*WHAT YOU WILL DO*: Output each line of the material exactly as it stands.

*DATA EXCERPTS*:
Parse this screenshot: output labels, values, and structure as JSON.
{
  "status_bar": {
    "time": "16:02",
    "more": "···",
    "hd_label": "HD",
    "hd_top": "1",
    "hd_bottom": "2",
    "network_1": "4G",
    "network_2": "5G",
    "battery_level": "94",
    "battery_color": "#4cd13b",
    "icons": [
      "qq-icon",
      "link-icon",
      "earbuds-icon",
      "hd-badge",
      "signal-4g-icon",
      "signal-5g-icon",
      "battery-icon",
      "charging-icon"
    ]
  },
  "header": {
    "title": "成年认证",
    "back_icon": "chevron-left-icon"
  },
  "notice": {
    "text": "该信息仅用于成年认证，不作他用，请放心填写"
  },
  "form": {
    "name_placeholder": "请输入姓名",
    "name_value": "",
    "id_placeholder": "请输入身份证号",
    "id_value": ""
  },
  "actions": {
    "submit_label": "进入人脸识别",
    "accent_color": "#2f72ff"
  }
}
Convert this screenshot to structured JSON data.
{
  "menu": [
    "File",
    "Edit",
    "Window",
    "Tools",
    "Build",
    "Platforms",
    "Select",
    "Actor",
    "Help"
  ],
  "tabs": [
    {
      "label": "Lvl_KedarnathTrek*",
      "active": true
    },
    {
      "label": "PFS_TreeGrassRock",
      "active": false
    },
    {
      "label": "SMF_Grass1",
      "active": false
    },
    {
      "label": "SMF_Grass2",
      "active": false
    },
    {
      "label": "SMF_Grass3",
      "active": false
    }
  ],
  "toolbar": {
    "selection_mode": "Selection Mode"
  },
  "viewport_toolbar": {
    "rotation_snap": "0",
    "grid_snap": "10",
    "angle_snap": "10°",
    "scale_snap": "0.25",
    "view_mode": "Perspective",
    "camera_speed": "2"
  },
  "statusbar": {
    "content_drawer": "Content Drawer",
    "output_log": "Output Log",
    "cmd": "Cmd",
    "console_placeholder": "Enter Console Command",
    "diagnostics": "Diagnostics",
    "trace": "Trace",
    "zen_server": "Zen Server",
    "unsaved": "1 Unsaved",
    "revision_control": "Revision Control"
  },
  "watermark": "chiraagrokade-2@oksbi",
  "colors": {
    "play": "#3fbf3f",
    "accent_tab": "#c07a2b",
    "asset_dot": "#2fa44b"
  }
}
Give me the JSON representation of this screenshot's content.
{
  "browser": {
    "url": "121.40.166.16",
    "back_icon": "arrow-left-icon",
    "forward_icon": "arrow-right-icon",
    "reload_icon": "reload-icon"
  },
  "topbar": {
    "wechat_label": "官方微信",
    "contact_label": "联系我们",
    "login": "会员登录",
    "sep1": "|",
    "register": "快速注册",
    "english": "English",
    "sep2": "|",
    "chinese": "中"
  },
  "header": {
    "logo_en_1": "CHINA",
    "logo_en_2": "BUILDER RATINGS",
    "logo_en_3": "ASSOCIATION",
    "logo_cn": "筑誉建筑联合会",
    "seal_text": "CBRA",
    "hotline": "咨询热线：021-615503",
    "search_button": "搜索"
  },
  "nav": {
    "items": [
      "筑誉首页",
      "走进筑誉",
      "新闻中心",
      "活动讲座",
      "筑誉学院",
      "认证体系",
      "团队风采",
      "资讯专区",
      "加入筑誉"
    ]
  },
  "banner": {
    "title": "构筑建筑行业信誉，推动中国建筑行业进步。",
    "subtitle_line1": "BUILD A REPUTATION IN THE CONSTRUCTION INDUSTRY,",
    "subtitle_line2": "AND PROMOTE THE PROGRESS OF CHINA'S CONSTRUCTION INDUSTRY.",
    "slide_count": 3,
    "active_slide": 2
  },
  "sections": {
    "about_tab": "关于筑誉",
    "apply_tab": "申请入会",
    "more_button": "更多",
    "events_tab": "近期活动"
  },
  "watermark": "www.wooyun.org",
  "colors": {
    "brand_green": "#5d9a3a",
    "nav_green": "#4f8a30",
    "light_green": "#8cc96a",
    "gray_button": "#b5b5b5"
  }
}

*RESPONSE*:
Parse this screenshot: output labels, values, and structure as JSON.
{
  "status_bar": {
    "time": "16:02",
    "more": "···",
    "hd_label": "HD",
    "hd_top": "1",
    "hd_bottom": "2",
    "network_1": "4G",
    "network_2": "5G",
    "battery_level": "94",
    "battery_color": "#4cd13b",
    "icons": [
      "qq-icon",
      "link-icon",
      "earbuds-icon",
      "hd-badge",
      "signal-4g-icon",
      "signal-5g-icon",
      "battery-icon",
      "charging-icon"
    ]
  },
  "header": {
    "title": "成年认证",
    "back_icon": "chevron-left-icon"
  },
  "notice": {
    "text": "该信息仅用于成年认证，不作他用，请放心填写"
  },
  "form": {
    "name_placeholder": "请输入姓名",
    "name_value": "",
    "id_placeholder": "请输入身份证号",
    "id_value": ""
  },
  "actions": {
    "submit_label": "进入人脸识别",
    "accent_color": "#2f72ff"
  }
}
Convert this screenshot to structured JSON data.
{
  "menu": [
    "File",
    "Edit",
    "Window",
    "Tools",
    "Build",
    "Platforms",
    "Select",
    "Actor",
    "Help"
  ],
  "tabs": [
    {
      "label": "Lvl_KedarnathTrek*",
      "active": true
    },
    {
      "label": "PFS_TreeGrassRock",
      "active": false
    },
    {
      "label": "SMF_Grass1",
      "active": false
    },
    {
      "label": "SMF_Grass2",
      "active": false
    },
    {
      "label": "SMF_Grass3",
      "active": false
    }
  ],
  "toolbar": {
    "selection_mode": "Selection Mode"
  },
  "viewport_toolbar": {
    "rotation_snap": "0",
    "grid_snap": "10",
    "angle_snap": "10°",
    "scale_snap": "0.25",
    "view_mode": "Perspective",
    "camera_speed": "2"
  },
  "statusbar": {
    "content_drawer": "Content Drawer",
    "output_log": "Output Log",
    "cmd": "Cmd",
    "console_placeholder": "Enter Console Command",
    "diagnostics": "Diagnostics",
    "trace": "Trace",
    "zen_server": "Zen Server",
    "unsaved": "1 Unsaved",
    "revision_control": "Revision Control"
  },
  "watermark": "chiraagrokade-2@oksbi",
  "colors": {
    "play": "#3fbf3f",
    "accent_tab": "#c07a2b",
    "asset_dot": "#2fa44b"
  }
}
Give me the JSON representation of this screenshot's content.
{
  "browser": {
    "url": "121.40.166.16",
    "back_icon": "arrow-left-icon",
    "forward_icon": "arrow-right-icon",
    "reload_icon": "reload-icon"
  },
  "topbar": {
    "wechat_label": "官方微信",
    "contact_label": "联系我们",
    "login": "会员登录",
    "sep1": "|",
    "register": "快速注册",
    "english": "English",
    "sep2": "|",
    "chinese": "中"
  },
  "header": {
    "logo_en_1": "CHINA",
    "logo_en_2": "BUILDER RATINGS",
    "logo_en_3": "ASSOCIATION",
    "logo_cn": "筑誉建筑联合会",
    "seal_text": "CBRA",
    "hotline": "咨询热线：021-615503",
    "search_button": "搜索"
  },
  "nav": {
    "items": [
      "筑誉首页",
      "走进筑誉",
      "新闻中心",
      "活动讲座",
      "筑誉学院",
      "认证体系",
      "团队风采",
      "资讯专区",
      "加入筑誉"
    ]
  },
  "banner": {
    "title": "构筑建筑行业信誉，推动中国建筑行业进步。",
    "subtitle_line1": "BUILD A REPUTATION IN THE CONSTRUCTION INDUSTRY,",
    "subtitle_line2": "AND PROMOTE THE PROGRESS OF CHINA'S CONSTRUCTION INDUSTRY.",
    "slide_count": 3,
    "active_slide": 2
  },
  "sections": {
    "about_tab": "关于筑誉",
    "apply_tab": "申请入会",
    "more_button": "更多",
    "events_tab": "近期活动"
  },
  "watermark": "www.wooyun.org",
  "colors": {
    "brand_green": "#5d9a3a",
    "nav_green": "#4f8a30",
    "light_green": "#8cc96a",
    "gray_button": "#b5b5b5"
  }
}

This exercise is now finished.